WORK TO DO =
Without the pictures, copy all the entries below exactly.

DATA EXCERPTS =
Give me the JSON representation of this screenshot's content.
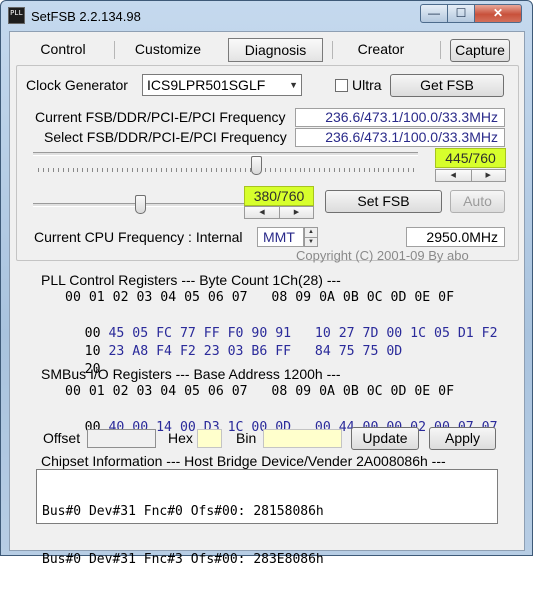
{
  "window": {
    "icon_text": "PLL",
    "title": "SetFSB 2.2.134.98",
    "minimize_glyph": "—",
    "maximize_glyph": "☐",
    "close_glyph": "✕"
  },
  "tabs": [
    {
      "label": "Control"
    },
    {
      "label": "Customize"
    },
    {
      "label": "Diagnosis",
      "active": true
    },
    {
      "label": "Creator"
    }
  ],
  "capture_button": "Capture",
  "clock_generator": {
    "label": "Clock Generator",
    "selected": "ICS9LPR501SGLF",
    "ultra_label": "Ultra",
    "ultra_checked": false,
    "get_fsb_button": "Get FSB"
  },
  "frequencies": {
    "current_label": "Current FSB/DDR/PCI-E/PCI Frequency",
    "current_value": "236.6/473.1/100.0/33.3MHz",
    "select_label": "Select FSB/DDR/PCI-E/PCI Frequency",
    "select_value": "236.6/473.1/100.0/33.3MHz"
  },
  "slider1": {
    "readout": "445/760",
    "value": 445,
    "max": 760
  },
  "slider2": {
    "readout": "380/760",
    "value": 380,
    "max": 760
  },
  "set_fsb_button": "Set FSB",
  "auto_button": "Auto",
  "cpu": {
    "label": "Current CPU Frequency : Internal",
    "mode": "MMT",
    "value": "2950.0MHz",
    "copyright": "Copyright (C) 2001-09 By abo"
  },
  "pll": {
    "title": "PLL Control Registers  --- Byte Count 1Ch(28) ---",
    "header": "00 01 02 03 04 05 06 07   08 09 0A 0B 0C 0D 0E 0F",
    "rows": [
      {
        "addr": "00",
        "values": "45 05 FC 77 FF F0 90 91   10 27 7D 00 1C 05 D1 F2"
      },
      {
        "addr": "10",
        "values": "23 A8 F4 F2 23 03 B6 FF   84 75 75 0D"
      },
      {
        "addr": "20",
        "values": ""
      }
    ]
  },
  "smbus": {
    "title": "SMBus I/O Registers  --- Base Address 1200h ---",
    "header": "00 01 02 03 04 05 06 07   08 09 0A 0B 0C 0D 0E 0F",
    "rows": [
      {
        "addr": "00",
        "values": "40 00 14 00 D3 1C 00 0D   00 44 00 00 02 00 07 07"
      }
    ],
    "offset_label": "Offset",
    "hex_label": "Hex",
    "bin_label": "Bin",
    "update_button": "Update",
    "apply_button": "Apply"
  },
  "chipset": {
    "title": "Chipset Information  --- Host Bridge Device/Vender 2A008086h ---",
    "lines": [
      "Bus#0 Dev#31 Fnc#0 Ofs#00: 28158086h",
      "Bus#0 Dev#31 Fnc#3 Ofs#00: 283E8086h"
    ]
  }
}
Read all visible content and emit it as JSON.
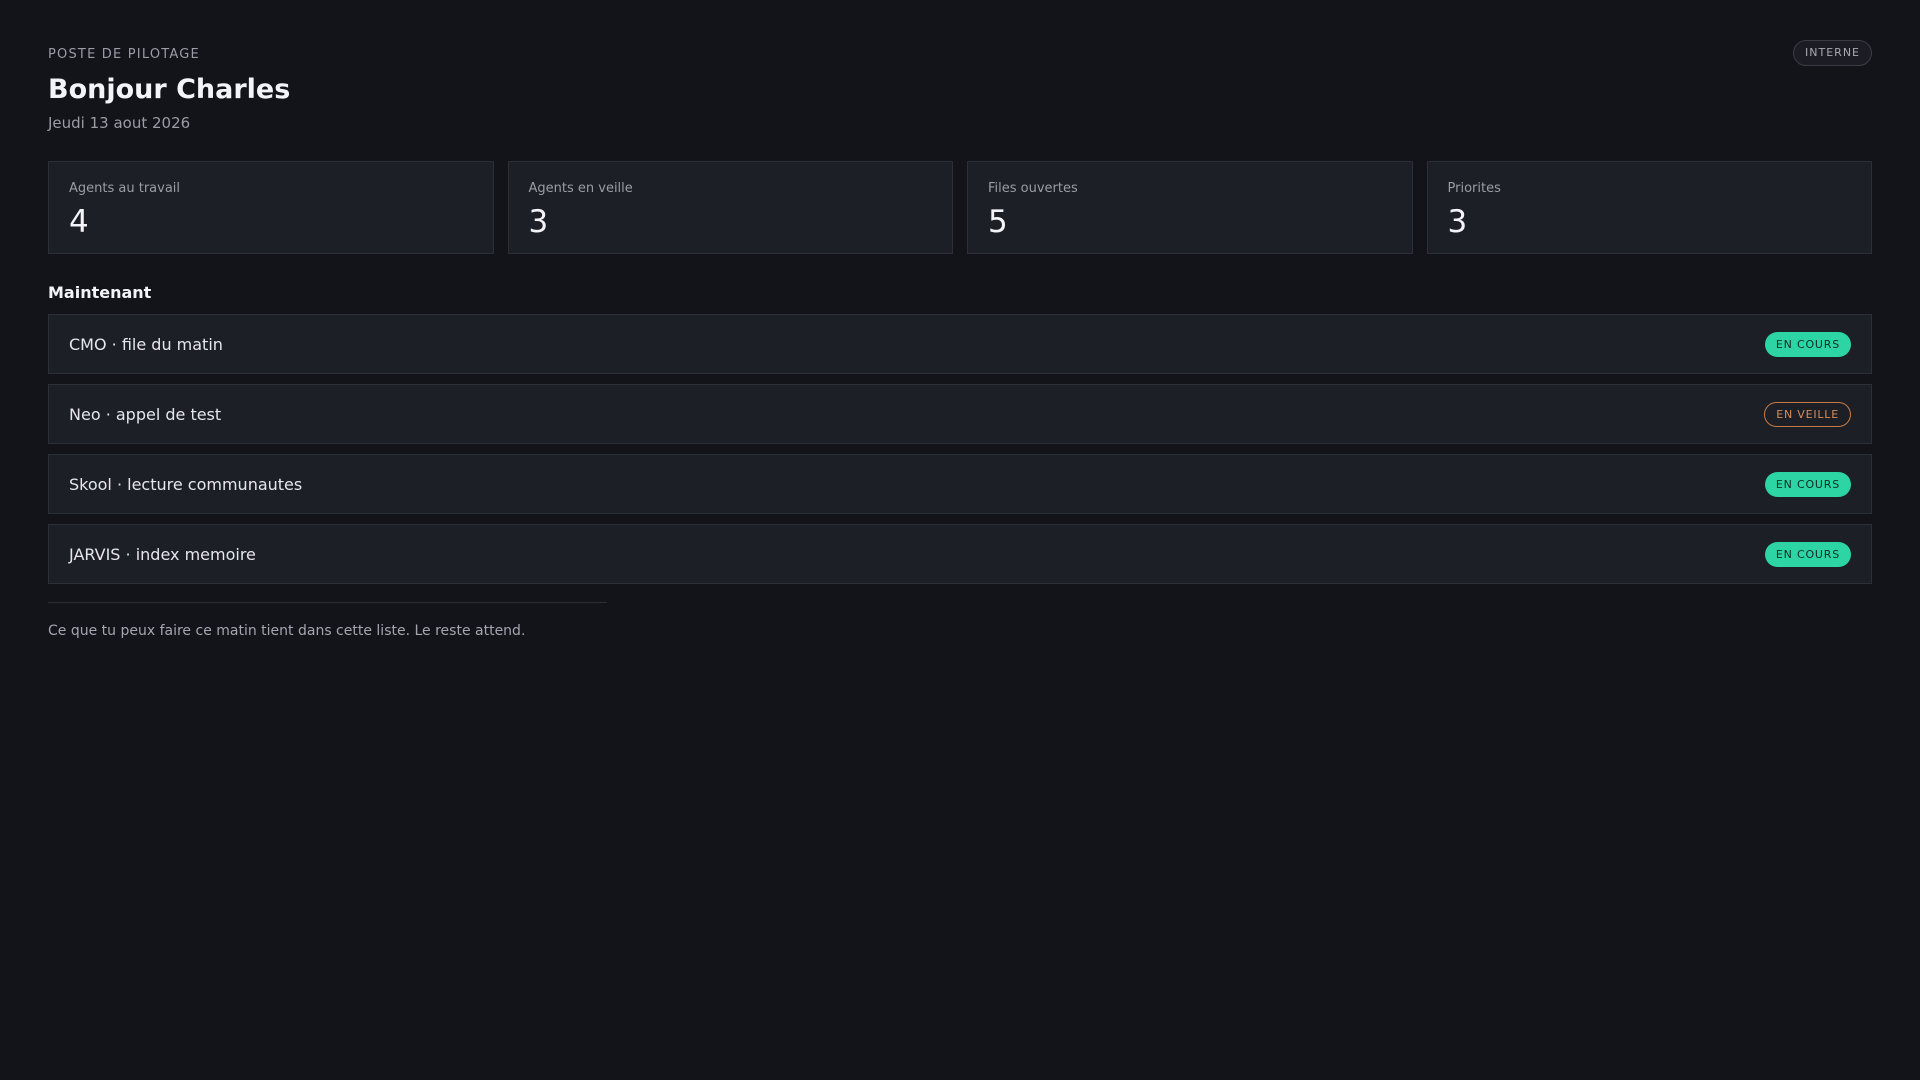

TASK RESPONSE =
Give me the JSON representation of this screenshot's content.
{
  "window": {
    "icon_text": "PLL",
    "title": "SetFSB 2.2.134.98",
    "minimize_glyph": "—",
    "maximize_glyph": "☐",
    "close_glyph": "✕"
  },
  "tabs": [
    {
      "label": "Control"
    },
    {
      "label": "Customize"
    },
    {
      "label": "Diagnosis",
      "active": true
    },
    {
      "label": "Creator"
    }
  ],
  "capture_button": "Capture",
  "clock_generator": {
    "label": "Clock Generator",
    "selected": "ICS9LPR501SGLF",
    "ultra_label": "Ultra",
    "ultra_checked": false,
    "get_fsb_button": "Get FSB"
  },
  "frequencies": {
    "current_label": "Current FSB/DDR/PCI-E/PCI Frequency",
    "current_value": "236.6/473.1/100.0/33.3MHz",
    "select_label": "Select FSB/DDR/PCI-E/PCI Frequency",
    "select_value": "236.6/473.1/100.0/33.3MHz"
  },
  "slider1": {
    "readout": "445/760",
    "value": 445,
    "max": 760
  },
  "slider2": {
    "readout": "380/760",
    "value": 380,
    "max": 760
  },
  "set_fsb_button": "Set FSB",
  "auto_button": "Auto",
  "cpu": {
    "label": "Current CPU Frequency : Internal",
    "mode": "MMT",
    "value": "2950.0MHz",
    "copyright": "Copyright (C) 2001-09 By abo"
  },
  "pll": {
    "title": "PLL Control Registers  --- Byte Count 1Ch(28) ---",
    "header": "00 01 02 03 04 05 06 07   08 09 0A 0B 0C 0D 0E 0F",
    "rows": [
      {
        "addr": "00",
        "values": "45 05 FC 77 FF F0 90 91   10 27 7D 00 1C 05 D1 F2"
      },
      {
        "addr": "10",
        "values": "23 A8 F4 F2 23 03 B6 FF   84 75 75 0D"
      },
      {
        "addr": "20",
        "values": ""
      }
    ]
  },
  "smbus": {
    "title": "SMBus I/O Registers  --- Base Address 1200h ---",
    "header": "00 01 02 03 04 05 06 07   08 09 0A 0B 0C 0D 0E 0F",
    "rows": [
      {
        "addr": "00",
        "values": "40 00 14 00 D3 1C 00 0D   00 44 00 00 02 00 07 07"
      }
    ],
    "offset_label": "Offset",
    "hex_label": "Hex",
    "bin_label": "Bin",
    "update_button": "Update",
    "apply_button": "Apply"
  },
  "chipset": {
    "title": "Chipset Information  --- Host Bridge Device/Vender 2A008086h ---",
    "lines": [
      "Bus#0 Dev#31 Fnc#0 Ofs#00: 28158086h",
      "Bus#0 Dev#31 Fnc#3 Ofs#00: 283E8086h"
    ]
  }
}
Read all visible content and emit it as JSON.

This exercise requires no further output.